___ Quoted passage ___

Monday, November 30, 2009

Equatorial Bulge Termination and shear at 40N or 41S Latitudes


Although the Equatorial Bulge is presumably due to the Elliptical shape of the Earth (due to centrifugal force slinging out the middle portion), the Google Earth photos and analyses show that the termination of the bulge is sharp and confined to about 1-2 degrees of Latitude. There is drastic shear developed along the 40th parallel, as evidenced by sudden changes in geography and subsurface features:
Nevertheless, at the Mendocino transform- which shears westward on the NORTH side, as seen by the shove to the west of the HI-EMPEROR SEAMOUNT chain, there is a rift near the continental slope which shears eastward until reaching the Cascade Mountains.
In the southern hemisphere, EB apparently occurs at 41S, but the error in interpretation is about 1 degree Latitude, so this can be ignored. New Zealand is sheared North from South Island at the 40S latitude- similarly to Tasmania from Australia- yielding confirmation that shear occurs in this part of the Globe.

___

● **Brief A**
In the post on the equatorial bulge termination, how many degrees of latitude is the bulge's termination said to be confined to?
The text and the records are independent of each other.

___ Input material ___

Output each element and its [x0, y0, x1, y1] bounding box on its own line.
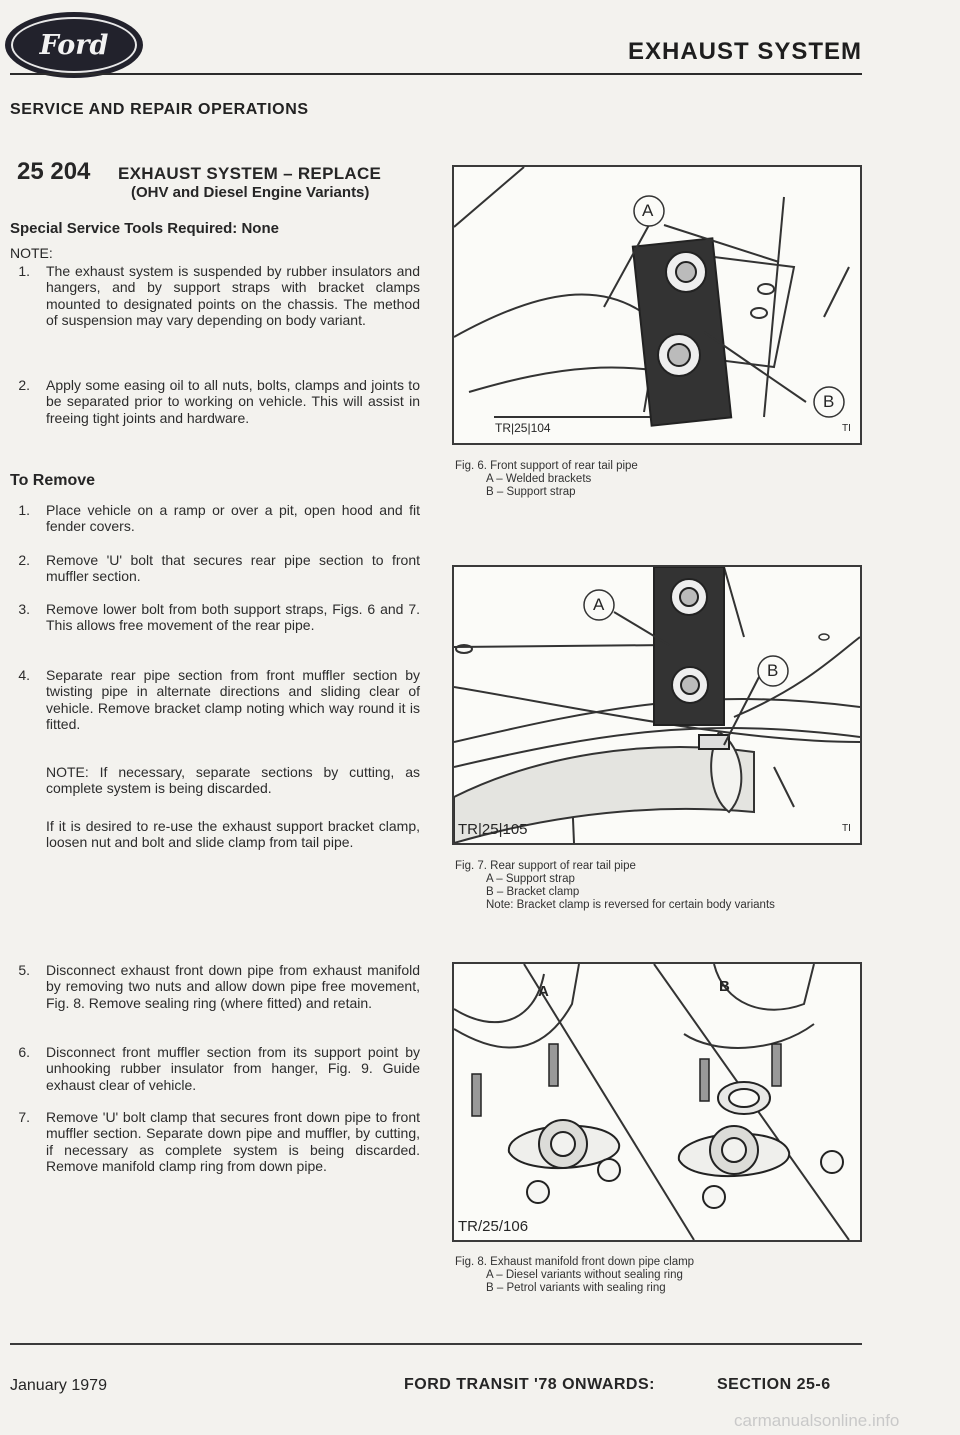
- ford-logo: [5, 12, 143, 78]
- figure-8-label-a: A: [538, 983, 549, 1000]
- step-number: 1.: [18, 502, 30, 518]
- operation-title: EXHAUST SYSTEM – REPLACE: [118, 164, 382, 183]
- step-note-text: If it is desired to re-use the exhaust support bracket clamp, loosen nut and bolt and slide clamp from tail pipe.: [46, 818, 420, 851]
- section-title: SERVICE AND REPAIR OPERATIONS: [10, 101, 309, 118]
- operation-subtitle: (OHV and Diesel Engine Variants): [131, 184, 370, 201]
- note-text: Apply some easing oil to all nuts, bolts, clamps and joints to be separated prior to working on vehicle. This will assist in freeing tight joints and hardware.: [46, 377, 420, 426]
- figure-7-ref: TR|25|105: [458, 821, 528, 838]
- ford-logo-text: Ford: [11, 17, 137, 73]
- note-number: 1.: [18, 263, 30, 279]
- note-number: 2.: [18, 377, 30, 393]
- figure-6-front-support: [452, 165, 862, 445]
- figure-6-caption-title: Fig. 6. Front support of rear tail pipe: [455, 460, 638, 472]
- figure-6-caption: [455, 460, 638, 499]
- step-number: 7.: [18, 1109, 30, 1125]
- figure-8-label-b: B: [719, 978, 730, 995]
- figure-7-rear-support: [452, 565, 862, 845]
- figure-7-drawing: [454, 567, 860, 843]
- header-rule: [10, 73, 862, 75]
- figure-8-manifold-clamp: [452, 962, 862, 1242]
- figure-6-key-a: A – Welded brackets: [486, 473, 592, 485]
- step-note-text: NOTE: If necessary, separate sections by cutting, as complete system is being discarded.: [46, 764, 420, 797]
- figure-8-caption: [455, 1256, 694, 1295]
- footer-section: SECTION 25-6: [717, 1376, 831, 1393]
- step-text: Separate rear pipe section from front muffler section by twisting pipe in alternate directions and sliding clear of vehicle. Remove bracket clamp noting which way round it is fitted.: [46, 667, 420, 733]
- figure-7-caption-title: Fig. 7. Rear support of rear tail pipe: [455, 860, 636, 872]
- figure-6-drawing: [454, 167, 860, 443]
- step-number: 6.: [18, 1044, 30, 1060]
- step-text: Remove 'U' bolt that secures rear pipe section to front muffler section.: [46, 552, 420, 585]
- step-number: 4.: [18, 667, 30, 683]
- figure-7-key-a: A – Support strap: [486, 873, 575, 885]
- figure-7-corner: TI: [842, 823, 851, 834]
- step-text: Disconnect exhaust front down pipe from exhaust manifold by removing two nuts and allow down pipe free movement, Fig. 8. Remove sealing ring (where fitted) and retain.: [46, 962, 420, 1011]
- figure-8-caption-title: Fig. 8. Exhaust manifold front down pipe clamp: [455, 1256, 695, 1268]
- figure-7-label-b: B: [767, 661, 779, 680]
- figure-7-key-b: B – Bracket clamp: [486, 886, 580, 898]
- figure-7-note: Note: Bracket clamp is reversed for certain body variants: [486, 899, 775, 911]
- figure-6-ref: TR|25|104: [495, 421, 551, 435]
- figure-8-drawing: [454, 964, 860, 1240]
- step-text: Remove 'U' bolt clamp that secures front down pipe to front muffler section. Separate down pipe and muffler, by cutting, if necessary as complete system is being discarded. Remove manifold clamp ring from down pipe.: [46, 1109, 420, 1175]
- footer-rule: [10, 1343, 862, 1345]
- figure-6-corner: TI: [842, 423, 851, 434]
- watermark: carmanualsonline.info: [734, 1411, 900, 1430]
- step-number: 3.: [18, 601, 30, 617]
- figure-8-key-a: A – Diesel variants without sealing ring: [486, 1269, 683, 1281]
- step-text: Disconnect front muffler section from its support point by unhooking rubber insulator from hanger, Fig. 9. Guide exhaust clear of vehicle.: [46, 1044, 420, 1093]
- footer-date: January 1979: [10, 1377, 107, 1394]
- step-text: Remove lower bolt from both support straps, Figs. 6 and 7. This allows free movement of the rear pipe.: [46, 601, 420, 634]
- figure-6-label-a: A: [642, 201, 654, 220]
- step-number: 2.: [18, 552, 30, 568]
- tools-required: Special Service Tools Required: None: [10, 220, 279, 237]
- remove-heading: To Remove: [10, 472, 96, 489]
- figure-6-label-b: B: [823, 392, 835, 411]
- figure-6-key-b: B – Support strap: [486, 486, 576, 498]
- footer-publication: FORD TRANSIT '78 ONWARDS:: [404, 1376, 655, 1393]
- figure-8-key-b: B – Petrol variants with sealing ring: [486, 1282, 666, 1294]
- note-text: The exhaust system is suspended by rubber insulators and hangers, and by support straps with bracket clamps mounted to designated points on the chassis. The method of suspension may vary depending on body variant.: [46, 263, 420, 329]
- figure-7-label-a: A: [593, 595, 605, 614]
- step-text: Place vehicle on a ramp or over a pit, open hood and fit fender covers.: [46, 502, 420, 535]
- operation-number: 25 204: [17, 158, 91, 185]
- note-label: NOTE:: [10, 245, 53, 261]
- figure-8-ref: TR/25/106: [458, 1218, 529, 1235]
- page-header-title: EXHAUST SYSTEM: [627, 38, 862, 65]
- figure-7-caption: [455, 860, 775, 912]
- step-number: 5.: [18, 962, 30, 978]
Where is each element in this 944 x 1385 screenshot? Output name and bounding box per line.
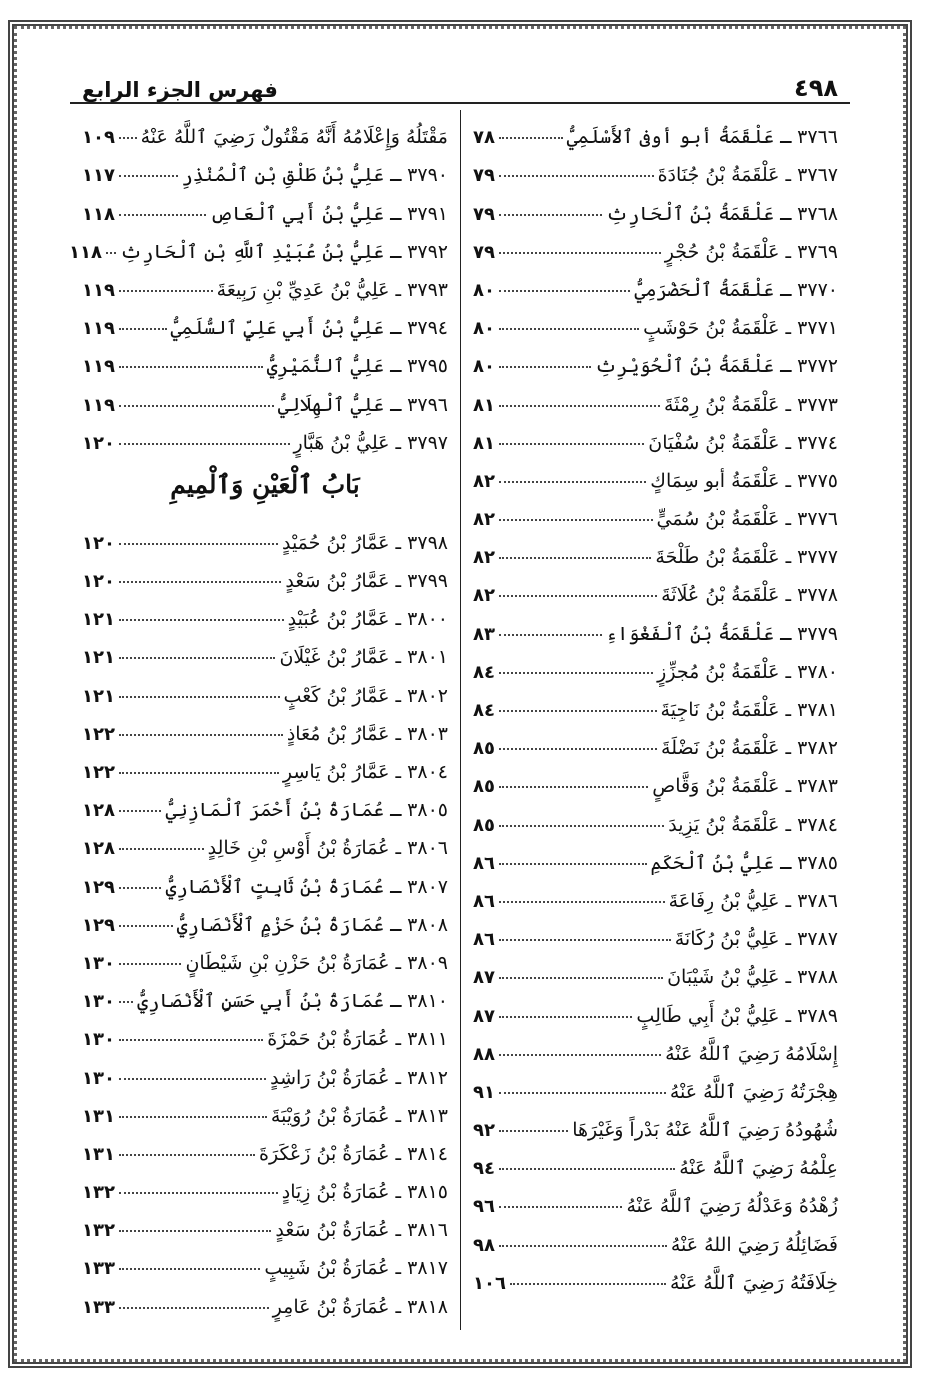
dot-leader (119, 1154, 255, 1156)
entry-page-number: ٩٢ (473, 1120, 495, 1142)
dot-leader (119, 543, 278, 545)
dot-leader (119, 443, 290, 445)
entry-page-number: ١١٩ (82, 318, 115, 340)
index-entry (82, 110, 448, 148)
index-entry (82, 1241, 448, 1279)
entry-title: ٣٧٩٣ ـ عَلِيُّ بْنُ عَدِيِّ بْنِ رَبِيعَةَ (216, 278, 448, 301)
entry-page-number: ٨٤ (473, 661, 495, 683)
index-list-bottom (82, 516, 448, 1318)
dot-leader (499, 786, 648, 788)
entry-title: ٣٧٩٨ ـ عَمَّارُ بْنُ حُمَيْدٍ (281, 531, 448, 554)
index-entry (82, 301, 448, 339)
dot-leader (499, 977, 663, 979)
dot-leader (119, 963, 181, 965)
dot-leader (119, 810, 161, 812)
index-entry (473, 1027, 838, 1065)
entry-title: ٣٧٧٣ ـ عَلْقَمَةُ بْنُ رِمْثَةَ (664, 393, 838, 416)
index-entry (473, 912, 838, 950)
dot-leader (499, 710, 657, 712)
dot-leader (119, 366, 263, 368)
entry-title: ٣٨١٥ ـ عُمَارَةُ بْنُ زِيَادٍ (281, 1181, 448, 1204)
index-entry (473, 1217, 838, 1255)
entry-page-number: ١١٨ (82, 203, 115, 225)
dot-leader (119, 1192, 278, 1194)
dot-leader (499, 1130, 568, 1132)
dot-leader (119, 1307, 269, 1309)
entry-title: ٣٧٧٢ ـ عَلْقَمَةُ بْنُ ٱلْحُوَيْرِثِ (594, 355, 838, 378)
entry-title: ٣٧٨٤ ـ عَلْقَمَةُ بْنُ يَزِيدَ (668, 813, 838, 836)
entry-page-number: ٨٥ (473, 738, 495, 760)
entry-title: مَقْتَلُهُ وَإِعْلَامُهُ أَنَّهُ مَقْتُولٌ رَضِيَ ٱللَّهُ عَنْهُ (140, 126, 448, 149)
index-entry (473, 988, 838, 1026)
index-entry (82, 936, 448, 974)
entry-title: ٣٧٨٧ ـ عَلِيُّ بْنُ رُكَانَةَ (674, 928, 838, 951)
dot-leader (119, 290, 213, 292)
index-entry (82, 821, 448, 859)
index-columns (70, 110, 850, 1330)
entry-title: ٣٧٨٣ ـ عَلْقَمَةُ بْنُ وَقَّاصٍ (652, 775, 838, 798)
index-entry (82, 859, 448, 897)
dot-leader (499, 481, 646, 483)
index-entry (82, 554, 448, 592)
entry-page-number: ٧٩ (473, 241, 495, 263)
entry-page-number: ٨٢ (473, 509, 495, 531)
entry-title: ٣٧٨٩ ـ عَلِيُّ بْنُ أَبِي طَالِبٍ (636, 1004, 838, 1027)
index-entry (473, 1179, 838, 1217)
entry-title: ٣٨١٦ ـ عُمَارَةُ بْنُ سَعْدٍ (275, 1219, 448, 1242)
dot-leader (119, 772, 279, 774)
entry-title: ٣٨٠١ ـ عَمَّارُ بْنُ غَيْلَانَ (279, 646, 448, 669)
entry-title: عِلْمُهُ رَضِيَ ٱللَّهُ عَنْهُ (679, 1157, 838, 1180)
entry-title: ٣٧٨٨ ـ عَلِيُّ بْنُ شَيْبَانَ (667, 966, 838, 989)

___

● **Brief B**
Copy, unchanged, the part of the records that opens with the line containing "- ford-logo: [5, 12, 143, 78]" and closes with the line containing "- figure-8-manifold-clamp: [452, 962, 862, 1242]".

● **Exercise output A**
About 1-2 degrees of latitude.

● **Exercise output B**
- ford-logo: [5, 12, 143, 78]
- figure-8-label-a: A: [538, 983, 549, 1000]
- step-number: 1.: [18, 502, 30, 518]
- operation-title: EXHAUST SYSTEM – REPLACE: [118, 164, 382, 183]
- step-note-text: If it is desired to re-use the exhaust support bracket clamp, loosen nut and bolt and slide clamp from tail pipe.: [46, 818, 420, 851]
- section-title: SERVICE AND REPAIR OPERATIONS: [10, 101, 309, 118]
- operation-subtitle: (OHV and Diesel Engine Variants): [131, 184, 370, 201]
- note-text: Apply some easing oil to all nuts, bolts, clamps and joints to be separated prior to working on vehicle. This will assist in freeing tight joints and hardware.: [46, 377, 420, 426]
- figure-7-ref: TR|25|105: [458, 821, 528, 838]
- ford-logo-text: Ford: [11, 17, 137, 73]
- note-number: 1.: [18, 263, 30, 279]
- note-number: 2.: [18, 377, 30, 393]
- figure-6-front-support: [452, 165, 862, 445]
- figure-6-caption-title: Fig. 6. Front support of rear tail pipe: [455, 460, 638, 472]
- figure-6-caption: [455, 460, 638, 499]
- step-number: 7.: [18, 1109, 30, 1125]
- figure-8-label-b: B: [719, 978, 730, 995]
- figure-7-rear-support: [452, 565, 862, 845]
- figure-7-drawing: [454, 567, 860, 843]
- header-rule: [10, 73, 862, 75]
- figure-8-manifold-clamp: [452, 962, 862, 1242]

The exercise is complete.